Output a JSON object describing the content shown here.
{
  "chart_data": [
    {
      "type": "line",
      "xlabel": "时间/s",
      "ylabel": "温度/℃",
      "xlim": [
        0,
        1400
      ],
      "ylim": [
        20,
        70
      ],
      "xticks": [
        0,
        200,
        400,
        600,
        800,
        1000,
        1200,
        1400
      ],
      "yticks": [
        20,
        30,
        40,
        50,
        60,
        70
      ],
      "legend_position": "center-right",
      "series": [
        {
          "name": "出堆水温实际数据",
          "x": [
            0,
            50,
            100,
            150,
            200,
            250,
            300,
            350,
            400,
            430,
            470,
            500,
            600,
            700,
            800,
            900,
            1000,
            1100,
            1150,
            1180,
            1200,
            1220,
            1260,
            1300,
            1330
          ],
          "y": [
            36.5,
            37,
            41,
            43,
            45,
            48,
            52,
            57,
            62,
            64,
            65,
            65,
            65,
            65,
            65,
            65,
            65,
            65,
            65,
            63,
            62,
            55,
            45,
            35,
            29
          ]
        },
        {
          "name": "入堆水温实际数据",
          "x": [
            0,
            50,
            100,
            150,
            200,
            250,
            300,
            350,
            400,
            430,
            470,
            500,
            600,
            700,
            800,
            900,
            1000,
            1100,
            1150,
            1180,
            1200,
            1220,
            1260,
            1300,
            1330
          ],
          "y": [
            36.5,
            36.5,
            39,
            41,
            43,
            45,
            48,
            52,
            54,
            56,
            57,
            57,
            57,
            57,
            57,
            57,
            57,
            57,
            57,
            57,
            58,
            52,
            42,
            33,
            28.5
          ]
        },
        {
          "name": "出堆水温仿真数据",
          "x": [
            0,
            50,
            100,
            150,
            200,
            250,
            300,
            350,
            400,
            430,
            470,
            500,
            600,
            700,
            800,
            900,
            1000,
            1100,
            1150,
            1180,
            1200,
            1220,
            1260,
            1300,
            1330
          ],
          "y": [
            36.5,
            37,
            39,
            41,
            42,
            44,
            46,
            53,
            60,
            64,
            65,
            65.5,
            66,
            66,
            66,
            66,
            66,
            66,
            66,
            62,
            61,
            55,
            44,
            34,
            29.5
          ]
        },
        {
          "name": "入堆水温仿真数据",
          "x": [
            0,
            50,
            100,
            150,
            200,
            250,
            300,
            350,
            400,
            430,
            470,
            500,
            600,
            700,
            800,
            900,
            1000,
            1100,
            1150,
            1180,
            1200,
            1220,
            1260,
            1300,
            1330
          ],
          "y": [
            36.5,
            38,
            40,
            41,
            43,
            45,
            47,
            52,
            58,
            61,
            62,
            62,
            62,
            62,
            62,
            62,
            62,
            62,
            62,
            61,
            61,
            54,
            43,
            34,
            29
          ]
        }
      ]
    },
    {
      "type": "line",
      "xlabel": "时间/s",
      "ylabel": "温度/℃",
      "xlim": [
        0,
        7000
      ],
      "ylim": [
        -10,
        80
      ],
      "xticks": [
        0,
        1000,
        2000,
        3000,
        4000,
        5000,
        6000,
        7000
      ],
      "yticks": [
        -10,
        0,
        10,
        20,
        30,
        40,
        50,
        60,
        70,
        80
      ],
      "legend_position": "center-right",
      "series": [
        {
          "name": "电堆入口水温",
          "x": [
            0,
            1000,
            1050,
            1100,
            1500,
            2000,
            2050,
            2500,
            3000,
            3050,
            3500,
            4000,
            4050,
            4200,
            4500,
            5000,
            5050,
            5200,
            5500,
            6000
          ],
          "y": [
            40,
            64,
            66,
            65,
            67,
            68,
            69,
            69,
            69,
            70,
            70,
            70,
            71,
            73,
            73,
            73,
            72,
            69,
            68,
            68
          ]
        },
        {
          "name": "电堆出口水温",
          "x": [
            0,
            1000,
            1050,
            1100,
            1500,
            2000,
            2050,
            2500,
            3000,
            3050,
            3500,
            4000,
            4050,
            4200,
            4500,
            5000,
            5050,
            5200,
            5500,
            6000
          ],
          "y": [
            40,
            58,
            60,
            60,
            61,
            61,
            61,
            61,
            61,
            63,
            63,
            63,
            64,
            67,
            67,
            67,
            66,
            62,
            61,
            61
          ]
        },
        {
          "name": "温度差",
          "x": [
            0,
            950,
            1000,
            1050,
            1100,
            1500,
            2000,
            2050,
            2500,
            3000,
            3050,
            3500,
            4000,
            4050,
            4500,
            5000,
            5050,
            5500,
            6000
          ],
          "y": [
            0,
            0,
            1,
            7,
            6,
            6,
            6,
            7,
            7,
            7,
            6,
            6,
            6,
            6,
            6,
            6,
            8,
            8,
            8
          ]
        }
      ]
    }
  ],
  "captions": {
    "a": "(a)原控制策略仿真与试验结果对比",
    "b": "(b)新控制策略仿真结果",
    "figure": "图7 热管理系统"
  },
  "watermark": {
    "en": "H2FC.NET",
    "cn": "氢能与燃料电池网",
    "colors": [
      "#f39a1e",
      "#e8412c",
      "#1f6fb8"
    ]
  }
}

++++++++

Output each record exactly, leaving nothing out.

Output a JSON object describing the content shown here.
{
  "chart_data": [
    {
      "type": "line",
      "xlabel": "时间/s",
      "ylabel": "温度/℃",
      "xlim": [
        0,
        1400
      ],
      "ylim": [
        20,
        70
      ],
      "xticks": [
        0,
        200,
        400,
        600,
        800,
        1000,
        1200,
        1400
      ],
      "yticks": [
        20,
        30,
        40,
        50,
        60,
        70
      ],
      "legend_position": "center-right",
      "series": [
        {
          "name": "出堆水温实际数据",
          "x": [
            0,
            50,
            100,
            150,
            200,
            250,
            300,
            350,
            400,
            430,
            470,
            500,
            600,
            700,
            800,
            900,
            1000,
            1100,
            1150,
            1180,
            1200,
            1220,
            1260,
            1300,
            1330
          ],
          "y": [
            36.5,
            37,
            41,
            43,
            45,
            48,
            52,
            57,
            62,
            64,
            65,
            65,
            65,
            65,
            65,
            65,
            65,
            65,
            65,
            63,
            62,
            55,
            45,
            35,
            29
          ]
        },
        {
          "name": "入堆水温实际数据",
          "x": [
            0,
            50,
            100,
            150,
            200,
            250,
            300,
            350,
            400,
            430,
            470,
            500,
            600,
            700,
            800,
            900,
            1000,
            1100,
            1150,
            1180,
            1200,
            1220,
            1260,
            1300,
            1330
          ],
          "y": [
            36.5,
            36.5,
            39,
            41,
            43,
            45,
            48,
            52,
            54,
            56,
            57,
            57,
            57,
            57,
            57,
            57,
            57,
            57,
            57,
            57,
            58,
            52,
            42,
            33,
            28.5
          ]
        },
        {
          "name": "出堆水温仿真数据",
          "x": [
            0,
            50,
            100,
            150,
            200,
            250,
            300,
            350,
            400,
            430,
            470,
            500,
            600,
            700,
            800,
            900,
            1000,
            1100,
            1150,
            1180,
            1200,
            1220,
            1260,
            1300,
            1330
          ],
          "y": [
            36.5,
            37,
            39,
            41,
            42,
            44,
            46,
            53,
            60,
            64,
            65,
            65.5,
            66,
            66,
            66,
            66,
            66,
            66,
            66,
            62,
            61,
            55,
            44,
            34,
            29.5
          ]
        },
        {
          "name": "入堆水温仿真数据",
          "x": [
            0,
            50,
            100,
            150,
            200,
            250,
            300,
            350,
            400,
            430,
            470,
            500,
            600,
            700,
            800,
            900,
            1000,
            1100,
            1150,
            1180,
            1200,
            1220,
            1260,
            1300,
            1330
          ],
          "y": [
            36.5,
            38,
            40,
            41,
            43,
            45,
            47,
            52,
            58,
            61,
            62,
            62,
            62,
            62,
            62,
            62,
            62,
            62,
            62,
            61,
            61,
            54,
            43,
            34,
            29
          ]
        }
      ]
    },
    {
      "type": "line",
      "xlabel": "时间/s",
      "ylabel": "温度/℃",
      "xlim": [
        0,
        7000
      ],
      "ylim": [
        -10,
        80
      ],
      "xticks": [
        0,
        1000,
        2000,
        3000,
        4000,
        5000,
        6000,
        7000
      ],
      "yticks": [
        -10,
        0,
        10,
        20,
        30,
        40,
        50,
        60,
        70,
        80
      ],
      "legend_position": "center-right",
      "series": [
        {
          "name": "电堆入口水温",
          "x": [
            0,
            1000,
            1050,
            1100,
            1500,
            2000,
            2050,
            2500,
            3000,
            3050,
            3500,
            4000,
            4050,
            4200,
            4500,
            5000,
            5050,
            5200,
            5500,
            6000
          ],
          "y": [
            40,
            64,
            66,
            65,
            67,
            68,
            69,
            69,
            69,
            70,
            70,
            70,
            71,
            73,
            73,
            73,
            72,
            69,
            68,
            68
          ]
        },
        {
          "name": "电堆出口水温",
          "x": [
            0,
            1000,
            1050,
            1100,
            1500,
            2000,
            2050,
            2500,
            3000,
            3050,
            3500,
            4000,
            4050,
            4200,
            4500,
            5000,
            5050,
            5200,
            5500,
            6000
          ],
          "y": [
            40,
            58,
            60,
            60,
            61,
            61,
            61,
            61,
            61,
            63,
            63,
            63,
            64,
            67,
            67,
            67,
            66,
            62,
            61,
            61
          ]
        },
        {
          "name": "温度差",
          "x": [
            0,
            950,
            1000,
            1050,
            1100,
            1500,
            2000,
            2050,
            2500,
            3000,
            3050,
            3500,
            4000,
            4050,
            4500,
            5000,
            5050,
            5500,
            6000
          ],
          "y": [
            0,
            0,
            1,
            7,
            6,
            6,
            6,
            7,
            7,
            7,
            6,
            6,
            6,
            6,
            6,
            6,
            8,
            8,
            8
          ]
        }
      ]
    }
  ],
  "captions": {
    "a": "(a)原控制策略仿真与试验结果对比",
    "b": "(b)新控制策略仿真结果",
    "figure": "图7 热管理系统"
  },
  "watermark": {
    "en": "H2FC.NET",
    "cn": "氢能与燃料电池网",
    "colors": [
      "#f39a1e",
      "#e8412c",
      "#1f6fb8"
    ]
  }
}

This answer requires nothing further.